» WRITTEN EXERCISE: Records follow. Select each line holding "Groupes".

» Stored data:

☆ ☆ ☆ ☆ ☆ ☆ ☆

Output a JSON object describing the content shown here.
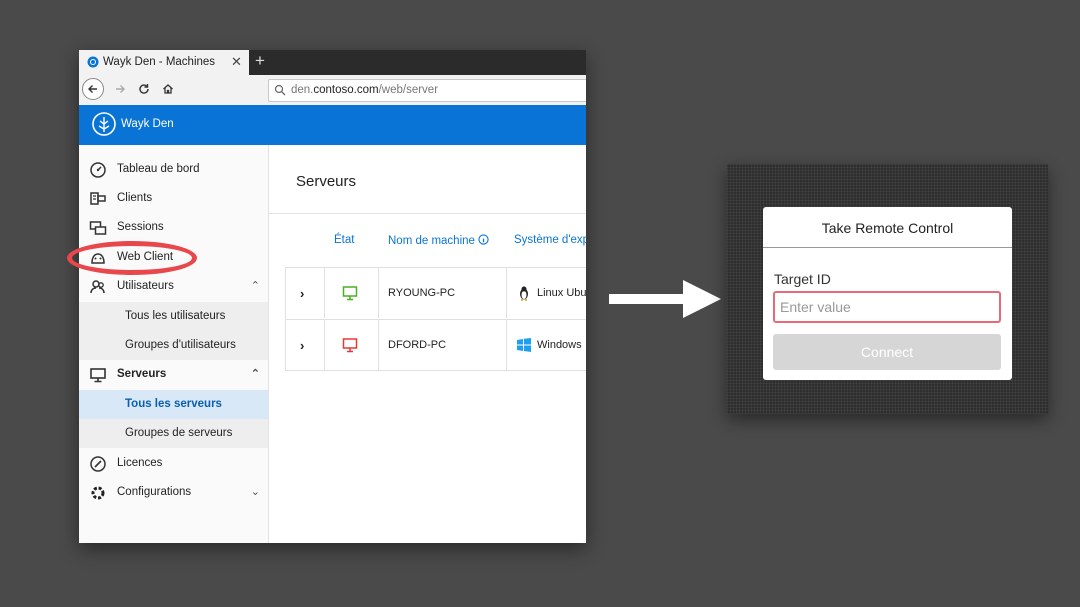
{
  "browser": {
    "tab_title": "Wayk Den - Machines",
    "close_glyph": "✕",
    "newtab_glyph": "+",
    "url_prefix": "den.",
    "url_domain": "contoso.com",
    "url_path": "/web/server"
  },
  "app": {
    "name": "Wayk Den",
    "accent": "#0a74d6"
  },
  "sidebar": {
    "items": [
      {
        "label": "Tableau de bord",
        "icon": "gauge-icon"
      },
      {
        "label": "Clients",
        "icon": "clients-icon"
      },
      {
        "label": "Sessions",
        "icon": "sessions-icon"
      },
      {
        "label": "Web Client",
        "icon": "web-client-icon"
      },
      {
        "label": "Utilisateurs",
        "icon": "users-icon"
      },
      {
        "label": "Tous les utilisateurs"
      },
      {
        "label": "Groupes d'utilisateurs"
      },
      {
        "label": "Serveurs",
        "icon": "monitor-icon"
      },
      {
        "label": "Tous les serveurs"
      },
      {
        "label": "Groupes de serveurs"
      },
      {
        "label": "Licences",
        "icon": "license-icon"
      },
      {
        "label": "Configurations",
        "icon": "gear-icon"
      }
    ]
  },
  "main": {
    "title": "Serveurs",
    "columns": {
      "state": "État",
      "machine": "Nom de machine",
      "os": "Système d'exp"
    },
    "rows": [
      {
        "machine": "RYOUNG-PC",
        "os": "Linux Ubu",
        "state_color": "#4caf24"
      },
      {
        "machine": "DFORD-PC",
        "os": "Windows",
        "state_color": "#e53935"
      }
    ]
  },
  "dialog": {
    "title": "Take Remote Control",
    "label": "Target ID",
    "placeholder": "Enter value",
    "button": "Connect"
  }
}
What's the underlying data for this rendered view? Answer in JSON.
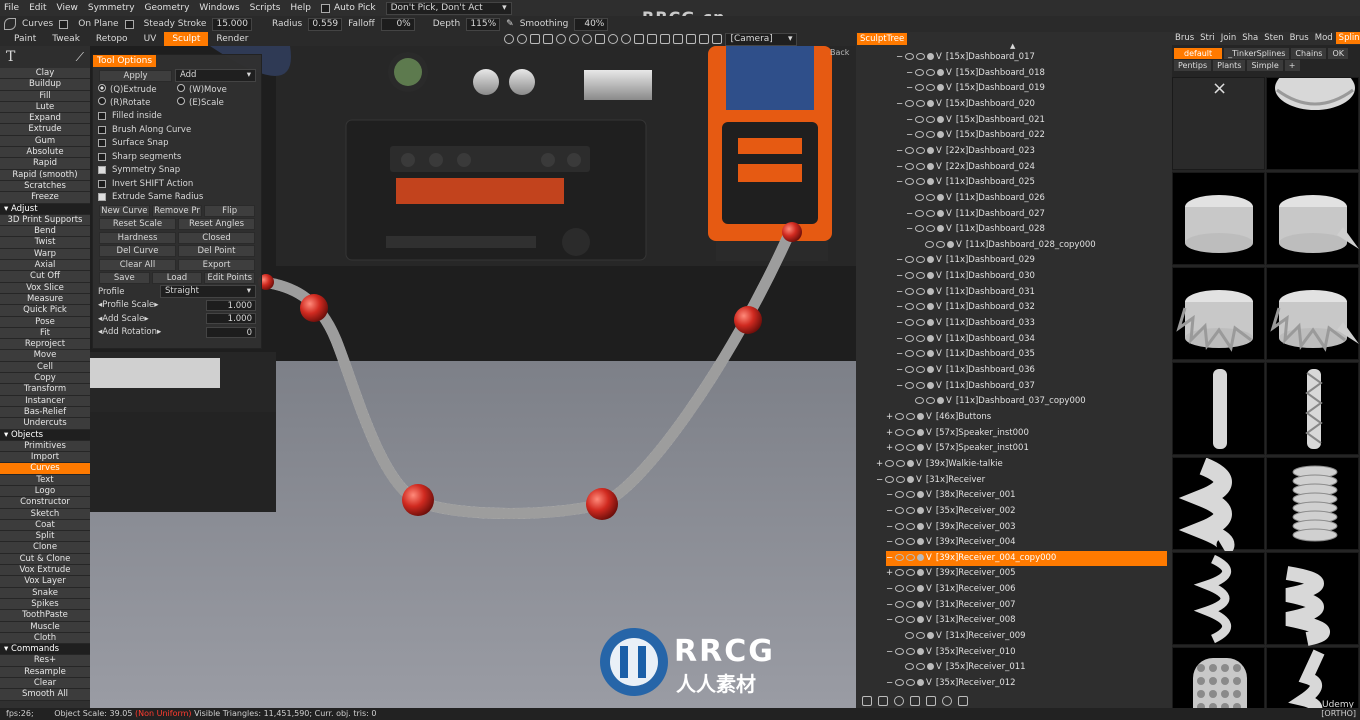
{
  "menu": {
    "items": [
      "File",
      "Edit",
      "View",
      "Symmetry",
      "Geometry",
      "Windows",
      "Scripts",
      "Help"
    ],
    "auto_pick": "Auto Pick",
    "pick_mode": "Don't Pick, Don't Act"
  },
  "options_bar": {
    "curves": "Curves",
    "on_plane": "On Plane",
    "steady_stroke": "Steady Stroke",
    "steady_value": "15.000",
    "radius": "Radius",
    "radius_value": "0.559",
    "falloff": "Falloff",
    "falloff_value": "0%",
    "depth": "Depth",
    "depth_value": "115%",
    "smoothing": "Smoothing",
    "smoothing_value": "40%"
  },
  "rooms": [
    "Paint",
    "Tweak",
    "Retopo",
    "UV",
    "Sculpt",
    "Render"
  ],
  "active_room": "Sculpt",
  "camera": "[Camera]",
  "back_label": "Back",
  "left_tools": [
    {
      "label": "Clay"
    },
    {
      "label": "Buildup"
    },
    {
      "label": "Fill"
    },
    {
      "label": "Lute"
    },
    {
      "label": "Expand"
    },
    {
      "label": "Extrude"
    },
    {
      "label": "Gum"
    },
    {
      "label": "Absolute"
    },
    {
      "label": "Rapid"
    },
    {
      "label": "Rapid (smooth)"
    },
    {
      "label": "Scratches"
    },
    {
      "label": "Freeze"
    },
    {
      "label": "Adjust",
      "head": true
    },
    {
      "label": "3D Print Supports"
    },
    {
      "label": "Bend"
    },
    {
      "label": "Twist"
    },
    {
      "label": "Warp"
    },
    {
      "label": "Axial"
    },
    {
      "label": "Cut Off"
    },
    {
      "label": "Vox Slice"
    },
    {
      "label": "Measure"
    },
    {
      "label": "Quick Pick"
    },
    {
      "label": "Pose"
    },
    {
      "label": "Fit"
    },
    {
      "label": "Reproject"
    },
    {
      "label": "Move"
    },
    {
      "label": "Cell"
    },
    {
      "label": "Copy"
    },
    {
      "label": "Transform"
    },
    {
      "label": "Instancer"
    },
    {
      "label": "Bas-Relief"
    },
    {
      "label": "Undercuts"
    },
    {
      "label": "Objects",
      "head": true
    },
    {
      "label": "Primitives"
    },
    {
      "label": "Import"
    },
    {
      "label": "Curves",
      "active": true
    },
    {
      "label": "Text"
    },
    {
      "label": "Logo"
    },
    {
      "label": "Constructor"
    },
    {
      "label": "Sketch"
    },
    {
      "label": "Coat"
    },
    {
      "label": "Split"
    },
    {
      "label": "Clone"
    },
    {
      "label": "Cut & Clone"
    },
    {
      "label": "Vox Extrude"
    },
    {
      "label": "Vox Layer"
    },
    {
      "label": "Snake"
    },
    {
      "label": "Spikes"
    },
    {
      "label": "ToothPaste"
    },
    {
      "label": "Muscle"
    },
    {
      "label": "Cloth"
    },
    {
      "label": "Commands",
      "head": true
    },
    {
      "label": "Res+"
    },
    {
      "label": "Resample"
    },
    {
      "label": "Clear"
    },
    {
      "label": "Smooth All"
    }
  ],
  "tool_options": {
    "title": "Tool Options",
    "apply": "Apply",
    "mode": "Add",
    "extrude": "(Q)Extrude",
    "move": "(W)Move",
    "rotate": "(R)Rotate",
    "scale": "(E)Scale",
    "checks": [
      {
        "label": "Filled inside",
        "on": false
      },
      {
        "label": "Brush Along Curve",
        "on": false
      },
      {
        "label": "Surface Snap",
        "on": false
      },
      {
        "label": "Sharp segments",
        "on": false
      },
      {
        "label": "Symmetry Snap",
        "on": true
      },
      {
        "label": "Invert SHIFT Action",
        "on": false
      },
      {
        "label": "Extrude Same Radius",
        "on": true
      }
    ],
    "btn_rows": [
      [
        "New Curve",
        "Remove Pr",
        "Flip"
      ],
      [
        "Reset Scale",
        "Reset Angles"
      ],
      [
        "Hardness",
        "Closed"
      ],
      [
        "Del Curve",
        "Del Point"
      ],
      [
        "Clear All",
        "Export"
      ],
      [
        "Save",
        "Load",
        "Edit Points"
      ]
    ],
    "profile_label": "Profile",
    "profile_value": "Straight",
    "params": [
      {
        "label": "Profile Scale",
        "value": "1.000"
      },
      {
        "label": "Add Scale",
        "value": "1.000"
      },
      {
        "label": "Add Rotation",
        "value": "0"
      }
    ]
  },
  "tree": {
    "title": "SculptTree",
    "rows": [
      {
        "label": "[15x]Dashboard_017",
        "indent": 2,
        "sign": "-"
      },
      {
        "label": "[15x]Dashboard_018",
        "indent": 3,
        "sign": "-"
      },
      {
        "label": "[15x]Dashboard_019",
        "indent": 3,
        "sign": "-"
      },
      {
        "label": "[15x]Dashboard_020",
        "indent": 2,
        "sign": "-"
      },
      {
        "label": "[15x]Dashboard_021",
        "indent": 3,
        "sign": "-"
      },
      {
        "label": "[15x]Dashboard_022",
        "indent": 3,
        "sign": "-"
      },
      {
        "label": "[22x]Dashboard_023",
        "indent": 2,
        "sign": "-"
      },
      {
        "label": "[22x]Dashboard_024",
        "indent": 2,
        "sign": "-"
      },
      {
        "label": "[11x]Dashboard_025",
        "indent": 2,
        "sign": "-"
      },
      {
        "label": "[11x]Dashboard_026",
        "indent": 3,
        "sign": ""
      },
      {
        "label": "[11x]Dashboard_027",
        "indent": 3,
        "sign": "-"
      },
      {
        "label": "[11x]Dashboard_028",
        "indent": 3,
        "sign": "-"
      },
      {
        "label": "[11x]Dashboard_028_copy000",
        "indent": 4,
        "sign": ""
      },
      {
        "label": "[11x]Dashboard_029",
        "indent": 2,
        "sign": "-"
      },
      {
        "label": "[11x]Dashboard_030",
        "indent": 2,
        "sign": "-"
      },
      {
        "label": "[11x]Dashboard_031",
        "indent": 2,
        "sign": "-"
      },
      {
        "label": "[11x]Dashboard_032",
        "indent": 2,
        "sign": "-"
      },
      {
        "label": "[11x]Dashboard_033",
        "indent": 2,
        "sign": "-"
      },
      {
        "label": "[11x]Dashboard_034",
        "indent": 2,
        "sign": "-"
      },
      {
        "label": "[11x]Dashboard_035",
        "indent": 2,
        "sign": "-"
      },
      {
        "label": "[11x]Dashboard_036",
        "indent": 2,
        "sign": "-"
      },
      {
        "label": "[11x]Dashboard_037",
        "indent": 2,
        "sign": "-"
      },
      {
        "label": "[11x]Dashboard_037_copy000",
        "indent": 3,
        "sign": ""
      },
      {
        "label": "[46x]Buttons",
        "indent": 1,
        "sign": "+"
      },
      {
        "label": "[57x]Speaker_inst000",
        "indent": 1,
        "sign": "+"
      },
      {
        "label": "[57x]Speaker_inst001",
        "indent": 1,
        "sign": "+"
      },
      {
        "label": "[39x]Walkie-talkie",
        "indent": 0,
        "sign": "+"
      },
      {
        "label": "[31x]Receiver",
        "indent": 0,
        "sign": "-"
      },
      {
        "label": "[38x]Receiver_001",
        "indent": 1,
        "sign": "-"
      },
      {
        "label": "[35x]Receiver_002",
        "indent": 1,
        "sign": "-"
      },
      {
        "label": "[39x]Receiver_003",
        "indent": 1,
        "sign": "-"
      },
      {
        "label": "[39x]Receiver_004",
        "indent": 1,
        "sign": "-"
      },
      {
        "label": "[39x]Receiver_004_copy000",
        "indent": 1,
        "sign": "-",
        "selected": true
      },
      {
        "label": "[39x]Receiver_005",
        "indent": 1,
        "sign": "+"
      },
      {
        "label": "[31x]Receiver_006",
        "indent": 1,
        "sign": "-"
      },
      {
        "label": "[31x]Receiver_007",
        "indent": 1,
        "sign": "-"
      },
      {
        "label": "[31x]Receiver_008",
        "indent": 1,
        "sign": "-"
      },
      {
        "label": "[31x]Receiver_009",
        "indent": 2,
        "sign": ""
      },
      {
        "label": "[35x]Receiver_010",
        "indent": 1,
        "sign": "-"
      },
      {
        "label": "[35x]Receiver_011",
        "indent": 2,
        "sign": ""
      },
      {
        "label": "[35x]Receiver_012",
        "indent": 1,
        "sign": "-"
      }
    ]
  },
  "splines": {
    "tabs": [
      "Brus",
      "Stri",
      "Join",
      "Sha",
      "Sten",
      "Brus",
      "Mod",
      "Splines"
    ],
    "active_tab": "Splines",
    "presets": [
      "default",
      "_TinkerSplines",
      "Chains",
      "OK"
    ],
    "presets2": [
      "Pentips",
      "Plants",
      "Simple",
      "+"
    ],
    "close": "×"
  },
  "status": {
    "fps": "fps:26;",
    "scale": "Object Scale: 39.05",
    "non_uniform": "(Non Uniform)",
    "triangles": "Visible Triangles: 11,451,590; Curr. obj. tris: 0"
  },
  "corner_label": "[ORTHO]",
  "watermark_top": "RRCG.cn",
  "watermark_brand": "RRCG",
  "watermark_sub": "人人素材",
  "udemy": "Udemy",
  "colors": {
    "accent": "#ff7a00",
    "panel": "#2e2e2e",
    "viewport_floor": "#8e919a"
  }
}
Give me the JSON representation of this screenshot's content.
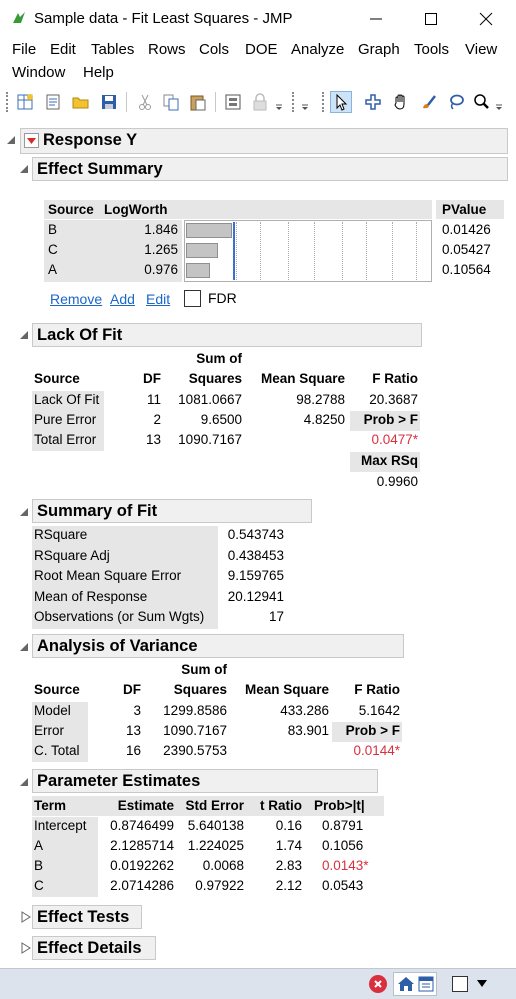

☆ ☆ ☆ ☆ ☆ ☆ ☆

» SOLUTION FOR THIS EXERCISE:
        "label": "Groupes d'utilisateurs"
        "label": "Groupes de serveurs"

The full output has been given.